***** Stored rows

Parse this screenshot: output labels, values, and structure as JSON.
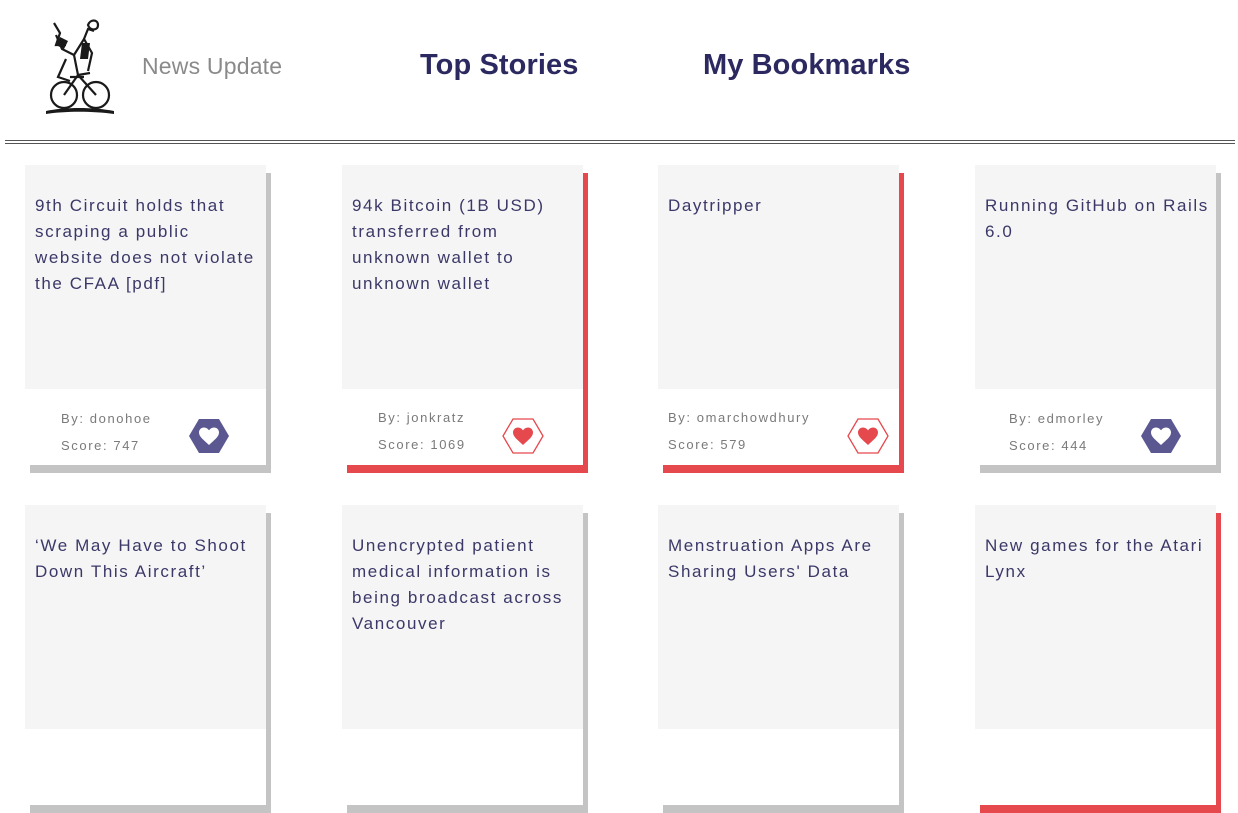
{
  "header": {
    "brand": "News Update",
    "nav": {
      "top_stories": "Top Stories",
      "bookmarks": "My Bookmarks"
    }
  },
  "stories": [
    {
      "title": "9th Circuit holds that scraping a public website does not violate the CFAA [pdf]",
      "author": "By: donohoe",
      "score": "Score: 747",
      "bookmarked": false
    },
    {
      "title": "94k Bitcoin (1B USD) transferred from unknown wallet to unknown wallet",
      "author": "By: jonkratz",
      "score": "Score: 1069",
      "bookmarked": true
    },
    {
      "title": "Daytripper",
      "author": "By: omarchowdhury",
      "score": "Score: 579",
      "bookmarked": true
    },
    {
      "title": "Running GitHub on Rails 6.0",
      "author": "By: edmorley",
      "score": "Score: 444",
      "bookmarked": false
    },
    {
      "title": "‘We May Have to Shoot Down This Aircraft’",
      "bookmarked": false
    },
    {
      "title": "Unencrypted patient medical information is being broadcast across Vancouver",
      "bookmarked": false
    },
    {
      "title": "Menstruation Apps Are Sharing Users' Data",
      "bookmarked": false
    },
    {
      "title": "New games for the Atari Lynx",
      "bookmarked": true
    }
  ],
  "colors": {
    "accent": "#e5484d",
    "brand_navy": "#2b2960",
    "heart_inactive": "#5b5891"
  },
  "icons": {
    "logo": "cyclist-logo-icon",
    "bookmark": "heart-icon"
  }
}
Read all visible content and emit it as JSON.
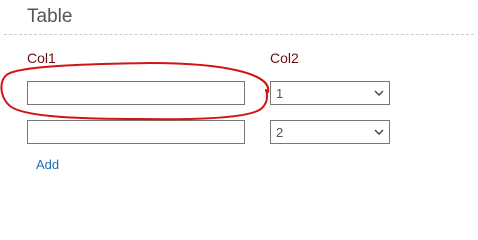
{
  "section": {
    "title": "Table"
  },
  "columns": {
    "col1_label": "Col1",
    "col2_label": "Col2"
  },
  "rows": [
    {
      "text_value": "",
      "select_value": "1"
    },
    {
      "text_value": "",
      "select_value": "2"
    }
  ],
  "actions": {
    "add_label": "Add"
  },
  "colors": {
    "label": "#6b0f14",
    "link": "#1f6fb0",
    "annotation": "#d41414"
  },
  "annotation": {
    "shape": "freehand-ellipse",
    "encloses": "row-1-text-input"
  }
}
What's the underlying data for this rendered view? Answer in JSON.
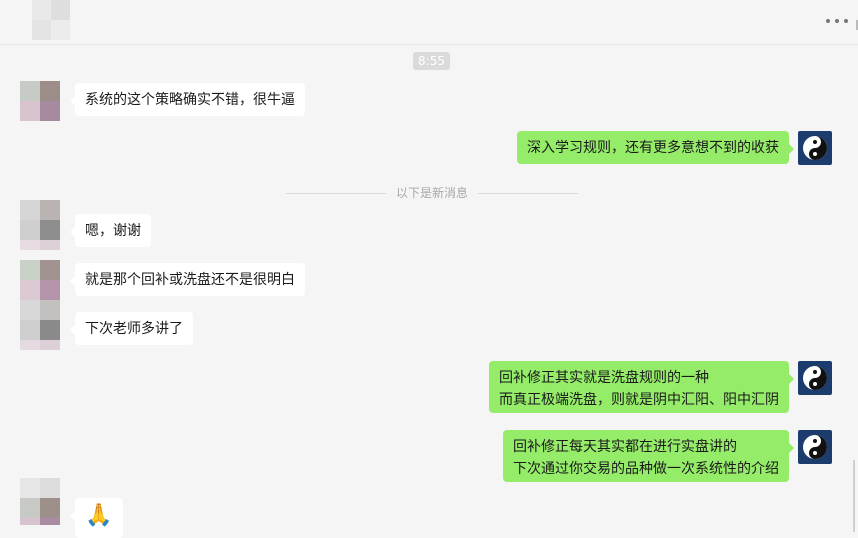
{
  "chat": {
    "time": "8:55",
    "divider": "以下是新消息",
    "messages": [
      {
        "text": "系统的这个策略确实不错，很牛逼"
      },
      {
        "text": "深入学习规则，还有更多意想不到的收获"
      },
      {
        "text": "嗯，谢谢"
      },
      {
        "text": "就是那个回补或洗盘还不是很明白"
      },
      {
        "text": "下次老师多讲了"
      },
      {
        "lines": [
          "回补修正其实就是洗盘规则的一种",
          "而真正极端洗盘，则就是阴中汇阳、阳中汇阴"
        ]
      },
      {
        "lines": [
          "回补修正每天其实都在进行实盘讲的",
          "下次通过你交易的品种做一次系统性的介绍"
        ]
      },
      {
        "emoji": "🙏"
      }
    ]
  },
  "icons": {
    "more": "more-icon",
    "self_avatar": "yin-yang-icon"
  },
  "colors": {
    "sent_bubble": "#95ec69",
    "received_bubble": "#ffffff",
    "background": "#f5f5f5",
    "avatar_bg": "#1d3c6e"
  }
}
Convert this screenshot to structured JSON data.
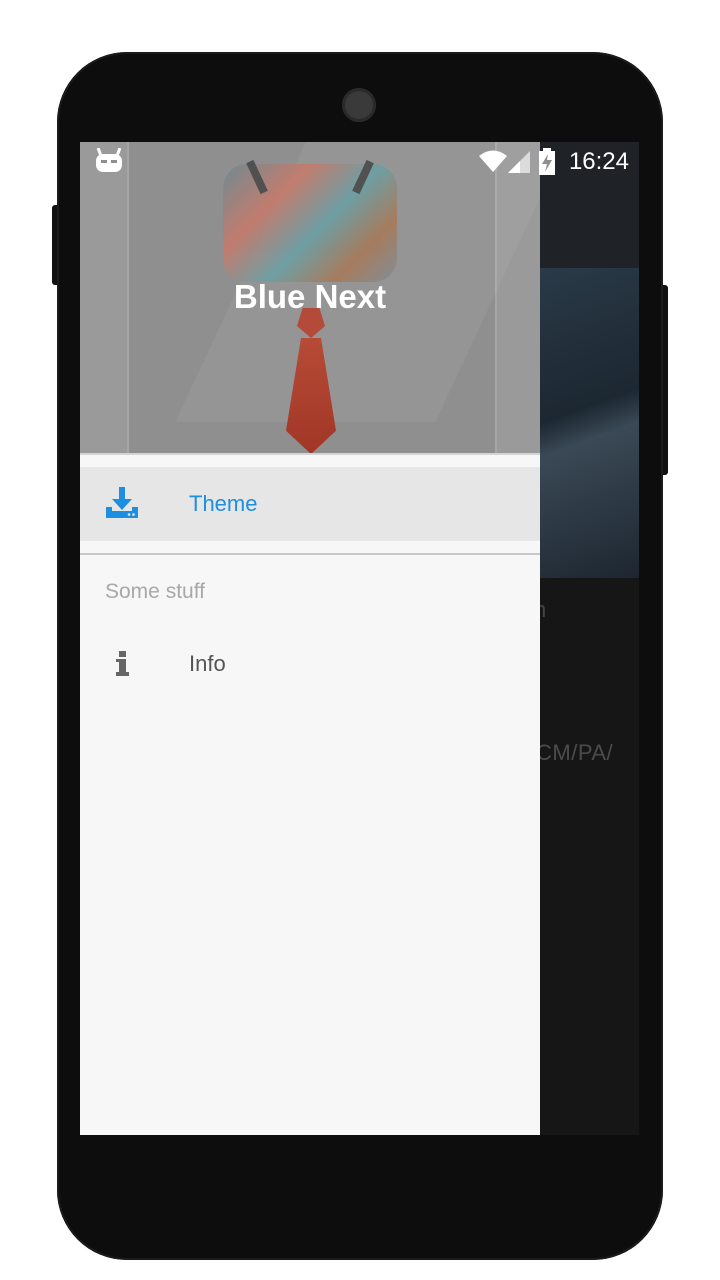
{
  "status_bar": {
    "time": "16:24",
    "icons": [
      "cyanogen-icon",
      "wifi-icon",
      "signal-icon",
      "battery-charging-icon"
    ]
  },
  "drawer": {
    "header_title": "Blue Next",
    "primary_item": {
      "label": "Theme",
      "icon": "download-icon",
      "selected": true
    },
    "section_title": "Some stuff",
    "items": [
      {
        "label": "Info",
        "icon": "info-icon"
      }
    ]
  },
  "background_content": {
    "line1": "n",
    "line2": "CM/PA/"
  },
  "colors": {
    "accent": "#1e8fe0",
    "drawer_bg": "#f7f7f7",
    "selected_bg": "#e6e6e6"
  }
}
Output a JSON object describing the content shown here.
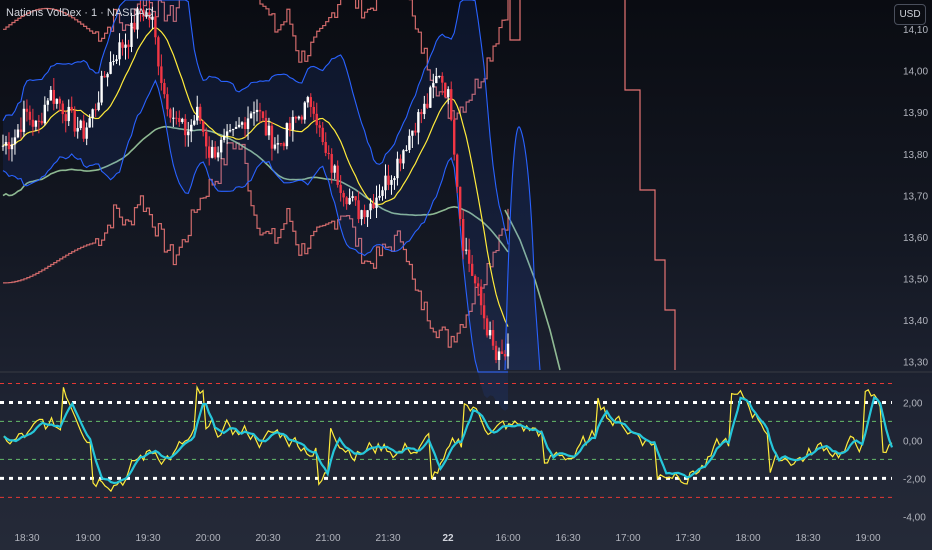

**********

Check each line above for the string "screenshot" and report how many lines have it, giving only the number.

2